_PROBLEM REQUIREMENTS:_
Find all lines in the records that include the word "this", and copy them out.

_EXERCISE DATA:_
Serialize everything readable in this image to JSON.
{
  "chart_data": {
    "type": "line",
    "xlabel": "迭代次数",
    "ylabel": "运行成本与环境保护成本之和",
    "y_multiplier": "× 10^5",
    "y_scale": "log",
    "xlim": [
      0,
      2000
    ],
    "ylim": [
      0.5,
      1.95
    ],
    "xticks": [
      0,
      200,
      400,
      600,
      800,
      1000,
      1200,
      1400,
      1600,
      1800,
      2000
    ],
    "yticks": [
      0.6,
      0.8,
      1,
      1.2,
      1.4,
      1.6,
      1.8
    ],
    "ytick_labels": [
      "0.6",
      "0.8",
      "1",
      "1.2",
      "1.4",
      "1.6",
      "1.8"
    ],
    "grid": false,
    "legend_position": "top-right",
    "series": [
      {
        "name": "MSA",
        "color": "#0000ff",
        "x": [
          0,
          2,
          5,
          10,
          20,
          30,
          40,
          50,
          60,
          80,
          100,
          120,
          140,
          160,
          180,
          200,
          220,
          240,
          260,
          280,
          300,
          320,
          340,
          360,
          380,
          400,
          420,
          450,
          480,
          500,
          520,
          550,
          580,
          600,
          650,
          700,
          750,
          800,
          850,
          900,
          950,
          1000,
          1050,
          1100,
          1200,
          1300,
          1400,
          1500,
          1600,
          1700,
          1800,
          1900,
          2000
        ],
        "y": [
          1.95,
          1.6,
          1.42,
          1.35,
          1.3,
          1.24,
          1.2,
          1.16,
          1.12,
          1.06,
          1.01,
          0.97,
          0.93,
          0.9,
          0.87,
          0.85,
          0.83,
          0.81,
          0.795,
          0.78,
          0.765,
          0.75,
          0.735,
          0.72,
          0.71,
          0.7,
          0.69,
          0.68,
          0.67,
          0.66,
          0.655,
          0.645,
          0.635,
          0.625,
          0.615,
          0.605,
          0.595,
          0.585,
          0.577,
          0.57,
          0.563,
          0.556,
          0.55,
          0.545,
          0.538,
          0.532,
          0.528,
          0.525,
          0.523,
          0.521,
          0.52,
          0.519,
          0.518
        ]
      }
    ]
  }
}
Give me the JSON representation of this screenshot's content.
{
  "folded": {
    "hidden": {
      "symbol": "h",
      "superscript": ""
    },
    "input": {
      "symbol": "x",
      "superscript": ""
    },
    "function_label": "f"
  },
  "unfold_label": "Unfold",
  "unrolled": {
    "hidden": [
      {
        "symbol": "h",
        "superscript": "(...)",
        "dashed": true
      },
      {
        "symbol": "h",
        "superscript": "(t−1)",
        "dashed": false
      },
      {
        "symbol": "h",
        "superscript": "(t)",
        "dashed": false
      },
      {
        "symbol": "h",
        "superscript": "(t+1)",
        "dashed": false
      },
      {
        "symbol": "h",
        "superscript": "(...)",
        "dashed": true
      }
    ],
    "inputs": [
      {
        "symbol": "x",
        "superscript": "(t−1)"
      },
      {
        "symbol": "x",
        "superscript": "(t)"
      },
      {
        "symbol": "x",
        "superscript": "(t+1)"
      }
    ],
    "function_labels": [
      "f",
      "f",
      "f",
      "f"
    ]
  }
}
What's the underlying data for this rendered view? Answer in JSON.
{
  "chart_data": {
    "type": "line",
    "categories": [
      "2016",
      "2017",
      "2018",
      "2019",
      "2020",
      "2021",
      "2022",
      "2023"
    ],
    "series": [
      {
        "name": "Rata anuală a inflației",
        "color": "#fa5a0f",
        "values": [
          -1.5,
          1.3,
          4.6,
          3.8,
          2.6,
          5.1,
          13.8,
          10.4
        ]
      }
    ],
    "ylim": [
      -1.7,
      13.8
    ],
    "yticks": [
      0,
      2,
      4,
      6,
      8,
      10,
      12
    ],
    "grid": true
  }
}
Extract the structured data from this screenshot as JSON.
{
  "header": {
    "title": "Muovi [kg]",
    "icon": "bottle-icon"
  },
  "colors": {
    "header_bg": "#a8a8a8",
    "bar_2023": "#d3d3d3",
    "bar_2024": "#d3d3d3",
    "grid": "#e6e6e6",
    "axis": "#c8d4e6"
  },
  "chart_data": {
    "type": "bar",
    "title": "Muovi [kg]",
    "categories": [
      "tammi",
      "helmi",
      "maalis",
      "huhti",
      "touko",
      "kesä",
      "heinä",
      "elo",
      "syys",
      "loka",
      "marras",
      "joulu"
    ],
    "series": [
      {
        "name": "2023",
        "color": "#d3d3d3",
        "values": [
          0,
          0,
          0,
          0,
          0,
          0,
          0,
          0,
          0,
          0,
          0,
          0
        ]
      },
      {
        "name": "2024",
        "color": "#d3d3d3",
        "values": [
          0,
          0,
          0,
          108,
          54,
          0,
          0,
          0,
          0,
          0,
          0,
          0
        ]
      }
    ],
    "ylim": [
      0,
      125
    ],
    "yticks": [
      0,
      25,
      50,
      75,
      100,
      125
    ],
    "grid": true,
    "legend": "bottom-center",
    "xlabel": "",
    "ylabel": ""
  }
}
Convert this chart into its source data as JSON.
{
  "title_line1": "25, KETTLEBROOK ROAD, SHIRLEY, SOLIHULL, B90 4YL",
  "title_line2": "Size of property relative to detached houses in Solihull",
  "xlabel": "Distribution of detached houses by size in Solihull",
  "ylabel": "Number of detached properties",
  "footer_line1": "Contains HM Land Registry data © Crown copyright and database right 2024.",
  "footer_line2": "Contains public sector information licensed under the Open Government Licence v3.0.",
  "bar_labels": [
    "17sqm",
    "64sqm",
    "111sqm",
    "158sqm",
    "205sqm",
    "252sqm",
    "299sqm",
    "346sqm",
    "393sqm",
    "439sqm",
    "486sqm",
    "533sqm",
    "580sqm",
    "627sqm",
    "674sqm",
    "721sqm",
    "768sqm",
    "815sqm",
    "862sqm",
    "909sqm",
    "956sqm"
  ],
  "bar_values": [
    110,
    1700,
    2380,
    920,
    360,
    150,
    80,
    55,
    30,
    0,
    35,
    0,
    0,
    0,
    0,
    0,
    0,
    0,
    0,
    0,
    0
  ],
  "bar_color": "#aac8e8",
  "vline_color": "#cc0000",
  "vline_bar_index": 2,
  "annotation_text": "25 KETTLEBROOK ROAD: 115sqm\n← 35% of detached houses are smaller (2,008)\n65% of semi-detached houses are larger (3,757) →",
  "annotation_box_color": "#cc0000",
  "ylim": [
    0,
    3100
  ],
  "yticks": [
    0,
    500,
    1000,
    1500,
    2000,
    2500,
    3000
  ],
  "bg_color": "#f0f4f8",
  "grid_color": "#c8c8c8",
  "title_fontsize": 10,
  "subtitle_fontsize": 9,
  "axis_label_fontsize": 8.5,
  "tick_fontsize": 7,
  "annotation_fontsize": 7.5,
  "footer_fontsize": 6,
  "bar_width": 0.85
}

_COMPLETE ANSWER:_
Serialize everything readable in this image to JSON.
Give me the JSON representation of this screenshot's content.
What's the underlying data for this rendered view? Answer in JSON.
Extract the structured data from this screenshot as JSON.
Convert this chart into its source data as JSON.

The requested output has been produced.